Short exercise: Extract the complete listing and output it unchanged.

Source material:
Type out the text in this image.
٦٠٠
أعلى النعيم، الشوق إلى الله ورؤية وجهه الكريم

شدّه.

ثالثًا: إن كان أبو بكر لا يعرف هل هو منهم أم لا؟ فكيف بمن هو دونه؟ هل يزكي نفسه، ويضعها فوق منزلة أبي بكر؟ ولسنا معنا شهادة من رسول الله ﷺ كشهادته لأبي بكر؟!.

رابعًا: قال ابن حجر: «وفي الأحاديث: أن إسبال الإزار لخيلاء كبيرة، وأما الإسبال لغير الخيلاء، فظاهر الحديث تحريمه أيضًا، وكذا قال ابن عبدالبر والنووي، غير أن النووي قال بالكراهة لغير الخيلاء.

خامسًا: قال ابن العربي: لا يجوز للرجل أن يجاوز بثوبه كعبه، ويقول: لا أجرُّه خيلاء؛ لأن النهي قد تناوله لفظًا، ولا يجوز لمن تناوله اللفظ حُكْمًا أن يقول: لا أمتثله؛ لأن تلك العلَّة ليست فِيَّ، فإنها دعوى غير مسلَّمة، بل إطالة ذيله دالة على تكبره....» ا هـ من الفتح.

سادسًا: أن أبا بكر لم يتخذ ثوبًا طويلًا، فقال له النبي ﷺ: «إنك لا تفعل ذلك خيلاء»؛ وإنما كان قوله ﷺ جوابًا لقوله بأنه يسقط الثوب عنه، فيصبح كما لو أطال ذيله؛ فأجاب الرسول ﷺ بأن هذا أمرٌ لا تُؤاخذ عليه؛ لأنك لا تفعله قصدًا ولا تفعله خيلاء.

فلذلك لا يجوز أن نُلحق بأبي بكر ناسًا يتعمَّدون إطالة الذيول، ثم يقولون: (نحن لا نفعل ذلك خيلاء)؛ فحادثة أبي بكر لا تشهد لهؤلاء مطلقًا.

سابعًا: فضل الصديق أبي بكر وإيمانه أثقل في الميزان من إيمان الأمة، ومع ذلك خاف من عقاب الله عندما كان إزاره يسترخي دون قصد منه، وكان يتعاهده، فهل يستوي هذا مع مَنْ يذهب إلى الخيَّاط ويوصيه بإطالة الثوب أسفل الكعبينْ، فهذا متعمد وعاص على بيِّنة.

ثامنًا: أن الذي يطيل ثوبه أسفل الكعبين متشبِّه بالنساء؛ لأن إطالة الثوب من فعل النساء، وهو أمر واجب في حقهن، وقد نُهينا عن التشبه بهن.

Exercise output:
Type out the text in this image.
٦٠٠
أعلى النعيم، الشوق إلى الله ورؤية وجهه الكريم

شدّه.

ثالثًا: إن كان أبو بكر لا يعرف هل هو منهم أم لا؟ فكيف بمن هو دونه؟ هل يزكي نفسه، ويضعها فوق منزلة أبي بكر؟ ولسنا معنا شهادة من رسول الله ﷺ كشهادته لأبي بكر؟!.

رابعًا: قال ابن حجر: «وفي الأحاديث: أن إسبال الإزار لخيلاء كبيرة، وأما الإسبال لغير الخيلاء، فظاهر الحديث تحريمه أيضًا، وكذا قال ابن عبدالبر والنووي، غير أن النووي قال بالكراهة لغير الخيلاء.

خامسًا: قال ابن العربي: لا يجوز للرجل أن يجاوز بثوبه كعبه، ويقول: لا أجرُّه خيلاء؛ لأن النهي قد تناوله لفظًا، ولا يجوز لمن تناوله اللفظ حُكْمًا أن يقول: لا أمتثله؛ لأن تلك العلَّة ليست فِيَّ، فإنها دعوى غير مسلَّمة، بل إطالة ذيله دالة على تكبره....» ا هـ من الفتح.

سادسًا: أن أبا بكر لم يتخذ ثوبًا طويلًا، فقال له النبي ﷺ: «إنك لا تفعل ذلك خيلاء»؛ وإنما كان قوله ﷺ جوابًا لقوله بأنه يسقط الثوب عنه، فيصبح كما لو أطال ذيله؛ فأجاب الرسول ﷺ بأن هذا أمرٌ لا تُؤاخذ عليه؛ لأنك لا تفعله قصدًا ولا تفعله خيلاء.

فلذلك لا يجوز أن نُلحق بأبي بكر ناسًا يتعمَّدون إطالة الذيول، ثم يقولون: (نحن لا نفعل ذلك خيلاء)؛ فحادثة أبي بكر لا تشهد لهؤلاء مطلقًا.

سابعًا: فضل الصديق أبي بكر وإيمانه أثقل في الميزان من إيمان الأمة، ومع ذلك خاف من عقاب الله عندما كان إزاره يسترخي دون قصد منه، وكان يتعاهده، فهل يستوي هذا مع مَنْ يذهب إلى الخيَّاط ويوصيه بإطالة الثوب أسفل الكعبينْ، فهذا متعمد وعاص على بيِّنة.

ثامنًا: أن الذي يطيل ثوبه أسفل الكعبين متشبِّه بالنساء؛ لأن إطالة الثوب من فعل النساء، وهو أمر واجب في حقهن، وقد نُهينا عن التشبه بهن.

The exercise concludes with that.